Input material:
_ _ _ _ _
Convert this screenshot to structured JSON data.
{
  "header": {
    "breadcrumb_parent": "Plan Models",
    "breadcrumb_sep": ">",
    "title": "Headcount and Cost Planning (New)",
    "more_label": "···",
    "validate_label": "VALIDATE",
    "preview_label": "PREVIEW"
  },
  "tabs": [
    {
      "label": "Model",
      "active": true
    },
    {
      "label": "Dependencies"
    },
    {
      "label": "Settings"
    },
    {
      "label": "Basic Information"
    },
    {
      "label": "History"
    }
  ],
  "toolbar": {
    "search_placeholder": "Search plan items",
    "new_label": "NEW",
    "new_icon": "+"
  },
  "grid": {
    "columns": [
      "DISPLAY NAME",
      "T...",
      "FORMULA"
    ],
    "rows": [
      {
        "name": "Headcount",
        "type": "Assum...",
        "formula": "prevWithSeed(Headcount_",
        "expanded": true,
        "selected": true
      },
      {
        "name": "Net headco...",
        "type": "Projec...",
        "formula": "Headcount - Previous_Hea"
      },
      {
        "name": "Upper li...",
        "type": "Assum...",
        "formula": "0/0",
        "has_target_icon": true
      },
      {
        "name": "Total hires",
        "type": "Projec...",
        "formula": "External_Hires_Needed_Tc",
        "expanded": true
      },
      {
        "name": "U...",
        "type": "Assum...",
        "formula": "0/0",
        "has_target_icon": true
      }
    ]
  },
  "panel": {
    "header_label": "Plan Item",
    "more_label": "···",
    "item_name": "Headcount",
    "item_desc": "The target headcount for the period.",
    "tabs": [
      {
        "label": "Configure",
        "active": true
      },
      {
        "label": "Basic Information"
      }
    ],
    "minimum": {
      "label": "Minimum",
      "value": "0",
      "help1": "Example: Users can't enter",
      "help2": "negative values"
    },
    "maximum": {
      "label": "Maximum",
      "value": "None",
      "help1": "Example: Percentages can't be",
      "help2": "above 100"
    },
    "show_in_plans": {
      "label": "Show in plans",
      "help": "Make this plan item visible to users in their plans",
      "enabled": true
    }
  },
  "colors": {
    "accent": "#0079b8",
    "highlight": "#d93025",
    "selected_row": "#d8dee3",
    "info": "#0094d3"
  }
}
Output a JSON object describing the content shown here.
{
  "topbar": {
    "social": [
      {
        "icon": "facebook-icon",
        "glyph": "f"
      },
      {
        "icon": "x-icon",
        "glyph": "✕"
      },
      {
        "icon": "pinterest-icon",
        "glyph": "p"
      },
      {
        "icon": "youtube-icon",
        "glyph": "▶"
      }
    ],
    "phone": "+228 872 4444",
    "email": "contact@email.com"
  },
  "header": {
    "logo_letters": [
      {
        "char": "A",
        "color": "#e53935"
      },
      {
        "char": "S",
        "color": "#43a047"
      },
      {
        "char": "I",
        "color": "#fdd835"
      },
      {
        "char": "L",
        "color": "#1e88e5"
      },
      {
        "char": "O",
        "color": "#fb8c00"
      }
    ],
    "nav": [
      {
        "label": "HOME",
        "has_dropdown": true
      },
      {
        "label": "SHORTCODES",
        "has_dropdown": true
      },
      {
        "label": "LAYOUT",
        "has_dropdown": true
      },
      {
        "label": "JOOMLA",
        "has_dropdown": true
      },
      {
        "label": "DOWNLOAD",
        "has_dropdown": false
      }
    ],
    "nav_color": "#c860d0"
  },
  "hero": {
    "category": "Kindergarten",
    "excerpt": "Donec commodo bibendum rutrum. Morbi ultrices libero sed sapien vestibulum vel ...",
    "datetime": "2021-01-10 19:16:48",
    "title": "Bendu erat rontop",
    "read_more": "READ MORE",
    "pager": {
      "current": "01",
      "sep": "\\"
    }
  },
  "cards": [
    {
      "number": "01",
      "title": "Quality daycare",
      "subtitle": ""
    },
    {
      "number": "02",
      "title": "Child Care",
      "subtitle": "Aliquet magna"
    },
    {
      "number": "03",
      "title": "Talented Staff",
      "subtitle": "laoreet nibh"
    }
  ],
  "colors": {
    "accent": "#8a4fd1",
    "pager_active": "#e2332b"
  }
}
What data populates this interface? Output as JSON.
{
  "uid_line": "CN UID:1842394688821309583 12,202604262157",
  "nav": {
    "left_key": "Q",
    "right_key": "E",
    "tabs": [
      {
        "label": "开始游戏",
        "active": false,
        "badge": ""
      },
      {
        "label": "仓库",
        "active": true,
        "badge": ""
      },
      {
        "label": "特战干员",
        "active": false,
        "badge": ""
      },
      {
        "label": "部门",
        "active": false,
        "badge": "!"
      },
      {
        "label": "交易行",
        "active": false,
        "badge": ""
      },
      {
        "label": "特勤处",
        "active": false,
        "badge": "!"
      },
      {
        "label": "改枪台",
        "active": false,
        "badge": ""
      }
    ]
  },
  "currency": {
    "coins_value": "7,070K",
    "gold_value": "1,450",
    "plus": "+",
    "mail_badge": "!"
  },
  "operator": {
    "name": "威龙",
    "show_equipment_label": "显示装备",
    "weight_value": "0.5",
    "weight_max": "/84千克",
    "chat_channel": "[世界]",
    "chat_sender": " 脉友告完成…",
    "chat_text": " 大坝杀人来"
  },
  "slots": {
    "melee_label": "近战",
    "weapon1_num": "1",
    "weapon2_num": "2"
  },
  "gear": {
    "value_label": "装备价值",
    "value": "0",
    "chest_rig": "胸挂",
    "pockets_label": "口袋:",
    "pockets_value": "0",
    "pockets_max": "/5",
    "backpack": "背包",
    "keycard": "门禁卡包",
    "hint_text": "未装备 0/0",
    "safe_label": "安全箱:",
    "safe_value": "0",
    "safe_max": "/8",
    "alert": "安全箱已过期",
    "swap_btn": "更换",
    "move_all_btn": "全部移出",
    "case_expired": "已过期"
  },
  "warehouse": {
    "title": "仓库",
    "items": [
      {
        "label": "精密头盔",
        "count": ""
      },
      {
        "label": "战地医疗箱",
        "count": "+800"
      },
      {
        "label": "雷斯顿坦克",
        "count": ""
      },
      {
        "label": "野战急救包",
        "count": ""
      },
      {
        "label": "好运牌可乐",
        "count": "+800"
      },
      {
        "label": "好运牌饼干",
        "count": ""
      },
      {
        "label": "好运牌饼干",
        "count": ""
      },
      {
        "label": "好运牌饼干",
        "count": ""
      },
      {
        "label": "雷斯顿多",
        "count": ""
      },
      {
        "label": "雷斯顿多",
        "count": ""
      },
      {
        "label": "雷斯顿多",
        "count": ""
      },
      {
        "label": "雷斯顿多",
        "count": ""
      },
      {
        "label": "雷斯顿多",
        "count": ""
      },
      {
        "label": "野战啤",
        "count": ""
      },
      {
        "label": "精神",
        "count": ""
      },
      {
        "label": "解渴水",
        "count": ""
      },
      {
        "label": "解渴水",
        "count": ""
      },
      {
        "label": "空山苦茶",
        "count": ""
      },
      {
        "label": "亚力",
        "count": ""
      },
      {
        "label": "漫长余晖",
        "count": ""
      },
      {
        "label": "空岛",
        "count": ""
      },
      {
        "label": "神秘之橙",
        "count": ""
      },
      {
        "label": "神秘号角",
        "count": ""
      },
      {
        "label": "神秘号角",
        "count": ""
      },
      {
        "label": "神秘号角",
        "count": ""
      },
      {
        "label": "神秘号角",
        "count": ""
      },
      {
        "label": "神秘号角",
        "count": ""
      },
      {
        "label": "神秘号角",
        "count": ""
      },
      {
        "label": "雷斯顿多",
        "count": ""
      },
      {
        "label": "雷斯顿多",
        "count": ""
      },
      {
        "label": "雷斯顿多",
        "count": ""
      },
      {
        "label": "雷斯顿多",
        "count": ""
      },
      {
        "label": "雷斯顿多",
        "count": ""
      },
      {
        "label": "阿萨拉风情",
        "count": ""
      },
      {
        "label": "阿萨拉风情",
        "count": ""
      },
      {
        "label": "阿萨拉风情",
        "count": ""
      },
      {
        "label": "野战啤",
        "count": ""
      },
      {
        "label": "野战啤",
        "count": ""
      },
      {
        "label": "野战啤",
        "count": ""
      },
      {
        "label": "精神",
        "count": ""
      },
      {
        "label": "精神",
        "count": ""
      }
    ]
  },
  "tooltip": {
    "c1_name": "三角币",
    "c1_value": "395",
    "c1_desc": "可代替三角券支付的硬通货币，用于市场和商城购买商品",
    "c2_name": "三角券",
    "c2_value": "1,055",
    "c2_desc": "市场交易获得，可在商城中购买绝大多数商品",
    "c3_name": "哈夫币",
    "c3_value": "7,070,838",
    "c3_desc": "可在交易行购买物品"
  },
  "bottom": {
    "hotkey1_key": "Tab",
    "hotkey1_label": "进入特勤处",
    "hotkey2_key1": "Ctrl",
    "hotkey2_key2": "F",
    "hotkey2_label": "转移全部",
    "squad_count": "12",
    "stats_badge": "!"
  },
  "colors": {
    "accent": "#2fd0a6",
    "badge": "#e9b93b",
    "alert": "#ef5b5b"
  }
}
_ _ _ _ _
Tally up the lines of the listing containing the word "accent". Give only the total.

The reply: 3